--- Start ---

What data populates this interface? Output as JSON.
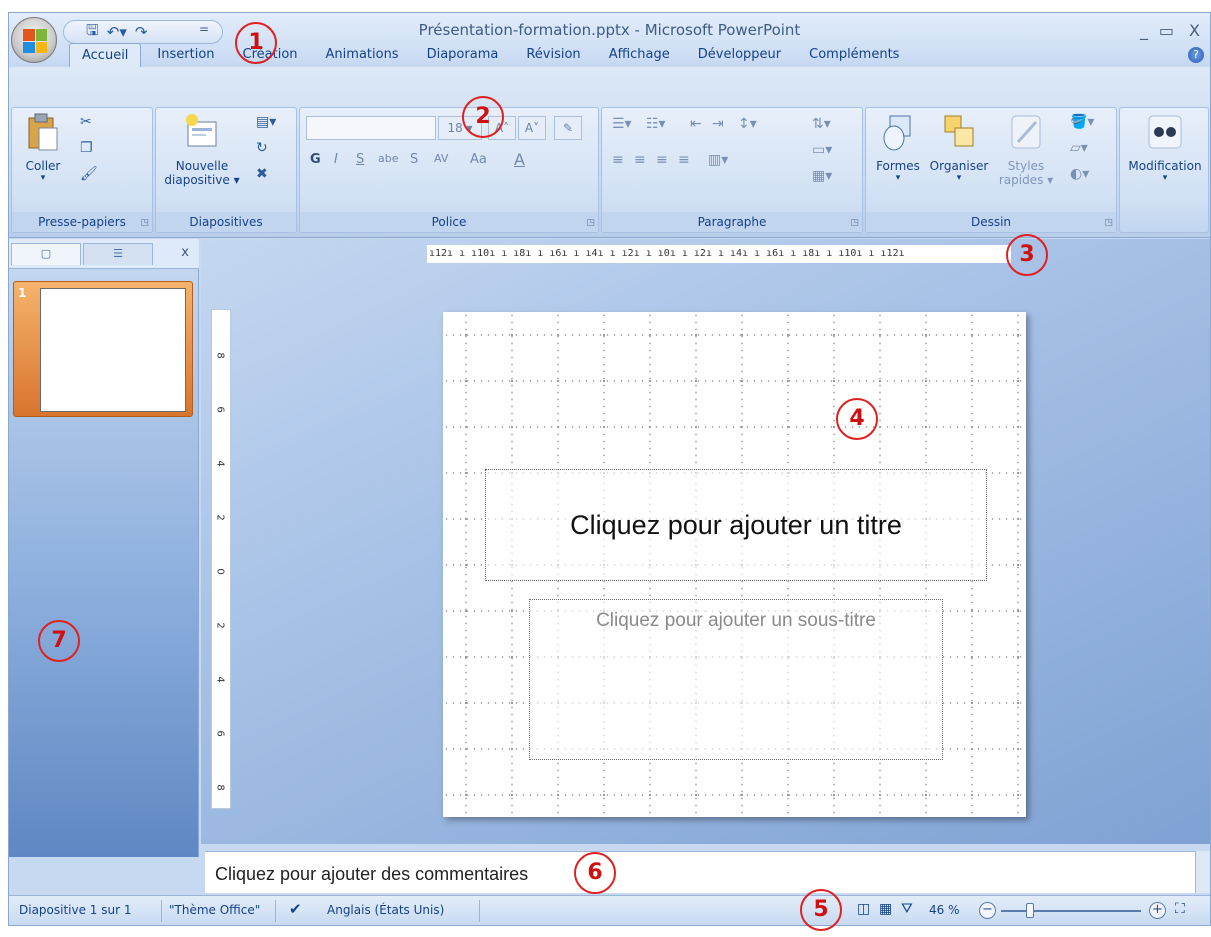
{
  "window": {
    "title": "Présentation-formation.pptx - Microsoft PowerPoint",
    "minimize": "_",
    "maximize": "▭",
    "close": "X"
  },
  "quick_access": {
    "save_icon": "save-icon",
    "undo_icon": "undo-icon",
    "redo_icon": "redo-icon",
    "more": "="
  },
  "tabs": [
    {
      "label": "Accueil",
      "active": true
    },
    {
      "label": "Insertion"
    },
    {
      "label": "Création"
    },
    {
      "label": "Animations"
    },
    {
      "label": "Diaporama"
    },
    {
      "label": "Révision"
    },
    {
      "label": "Affichage"
    },
    {
      "label": "Développeur"
    },
    {
      "label": "Compléments"
    }
  ],
  "ribbon": {
    "clipboard": {
      "label": "Presse-papiers",
      "paste": "Coller"
    },
    "slides": {
      "label": "Diapositives",
      "new_slide_1": "Nouvelle",
      "new_slide_2": "diapositive"
    },
    "font": {
      "label": "Police",
      "size": "18",
      "bold": "G",
      "italic": "I",
      "underline": "S",
      "strike": "abe",
      "shadow": "S",
      "spacing": "AV",
      "case": "Aa",
      "color": "A"
    },
    "paragraph": {
      "label": "Paragraphe"
    },
    "drawing": {
      "label": "Dessin",
      "shapes": "Formes",
      "arrange": "Organiser",
      "styles_1": "Styles",
      "styles_2": "rapides"
    },
    "editing": {
      "label": "Modification"
    }
  },
  "ruler": {
    "horizontal": "ı12ı ı ı10ı ı ı8ı ı ı6ı ı ı4ı ı ı2ı ı ı0ı ı ı2ı ı ı4ı ı ı6ı ı ı8ı ı ı10ı ı ı12ı",
    "vertical": [
      "8",
      "6",
      "4",
      "2",
      "0",
      "2",
      "4",
      "6",
      "8"
    ]
  },
  "slide_pane": {
    "close": "x",
    "thumbnails": [
      {
        "number": "1"
      }
    ]
  },
  "slide": {
    "title_placeholder": "Cliquez pour ajouter un titre",
    "subtitle_placeholder": "Cliquez pour ajouter un sous-titre"
  },
  "notes": {
    "placeholder": "Cliquez pour ajouter des commentaires"
  },
  "status_bar": {
    "slide_info": "Diapositive 1 sur 1",
    "theme": "\"Thème Office\"",
    "language": "Anglais (États Unis)",
    "zoom": "46 %",
    "zoom_minus": "−",
    "zoom_plus": "+"
  },
  "annotations": [
    "1",
    "2",
    "3",
    "4",
    "5",
    "6",
    "7"
  ],
  "colors": {
    "accent": "#15428b",
    "annotation": "#e02020",
    "slide_thumb": "#e08a3c"
  }
}
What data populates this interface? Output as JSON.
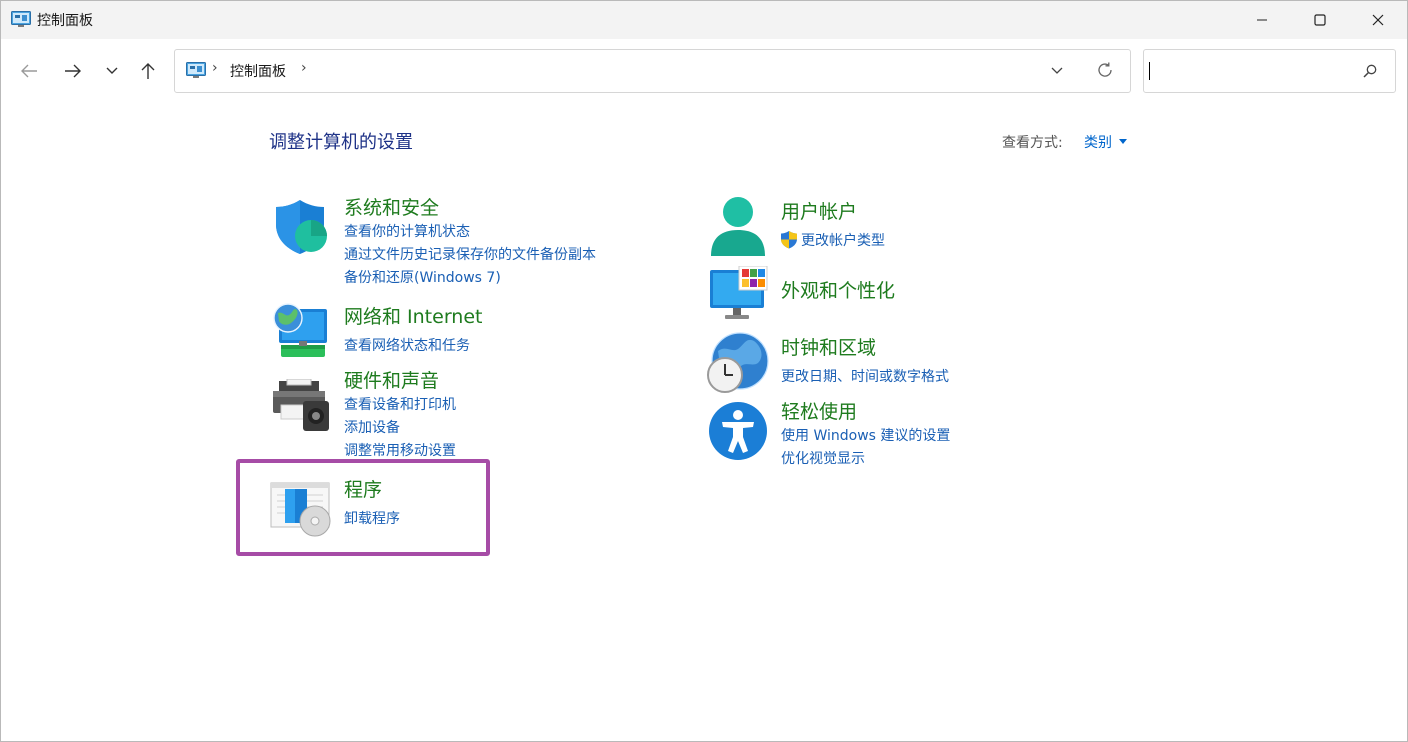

--- End ---

## TASK INSTRUCTIONS
Quote each line of the listing exactly, but leave the pictures out.

## RESULT OF THIS TASK
What data populates this interface? Output as JSON.
{
  "window": {
    "title": "Présentation-formation.pptx - Microsoft PowerPoint",
    "minimize": "_",
    "maximize": "▭",
    "close": "X"
  },
  "quick_access": {
    "save_icon": "save-icon",
    "undo_icon": "undo-icon",
    "redo_icon": "redo-icon",
    "more": "="
  },
  "tabs": [
    {
      "label": "Accueil",
      "active": true
    },
    {
      "label": "Insertion"
    },
    {
      "label": "Création"
    },
    {
      "label": "Animations"
    },
    {
      "label": "Diaporama"
    },
    {
      "label": "Révision"
    },
    {
      "label": "Affichage"
    },
    {
      "label": "Développeur"
    },
    {
      "label": "Compléments"
    }
  ],
  "ribbon": {
    "clipboard": {
      "label": "Presse-papiers",
      "paste": "Coller"
    },
    "slides": {
      "label": "Diapositives",
      "new_slide_1": "Nouvelle",
      "new_slide_2": "diapositive"
    },
    "font": {
      "label": "Police",
      "size": "18",
      "bold": "G",
      "italic": "I",
      "underline": "S",
      "strike": "abe",
      "shadow": "S",
      "spacing": "AV",
      "case": "Aa",
      "color": "A"
    },
    "paragraph": {
      "label": "Paragraphe"
    },
    "drawing": {
      "label": "Dessin",
      "shapes": "Formes",
      "arrange": "Organiser",
      "styles_1": "Styles",
      "styles_2": "rapides"
    },
    "editing": {
      "label": "Modification"
    }
  },
  "ruler": {
    "horizontal": "ı12ı ı ı10ı ı ı8ı ı ı6ı ı ı4ı ı ı2ı ı ı0ı ı ı2ı ı ı4ı ı ı6ı ı ı8ı ı ı10ı ı ı12ı",
    "vertical": [
      "8",
      "6",
      "4",
      "2",
      "0",
      "2",
      "4",
      "6",
      "8"
    ]
  },
  "slide_pane": {
    "close": "x",
    "thumbnails": [
      {
        "number": "1"
      }
    ]
  },
  "slide": {
    "title_placeholder": "Cliquez pour ajouter un titre",
    "subtitle_placeholder": "Cliquez pour ajouter un sous-titre"
  },
  "notes": {
    "placeholder": "Cliquez pour ajouter des commentaires"
  },
  "status_bar": {
    "slide_info": "Diapositive 1 sur 1",
    "theme": "\"Thème Office\"",
    "language": "Anglais (États Unis)",
    "zoom": "46 %",
    "zoom_minus": "−",
    "zoom_plus": "+"
  },
  "annotations": [
    "1",
    "2",
    "3",
    "4",
    "5",
    "6",
    "7"
  ],
  "colors": {
    "accent": "#15428b",
    "annotation": "#e02020",
    "slide_thumb": "#e08a3c"
  }
}
What data populates this interface? Output as JSON.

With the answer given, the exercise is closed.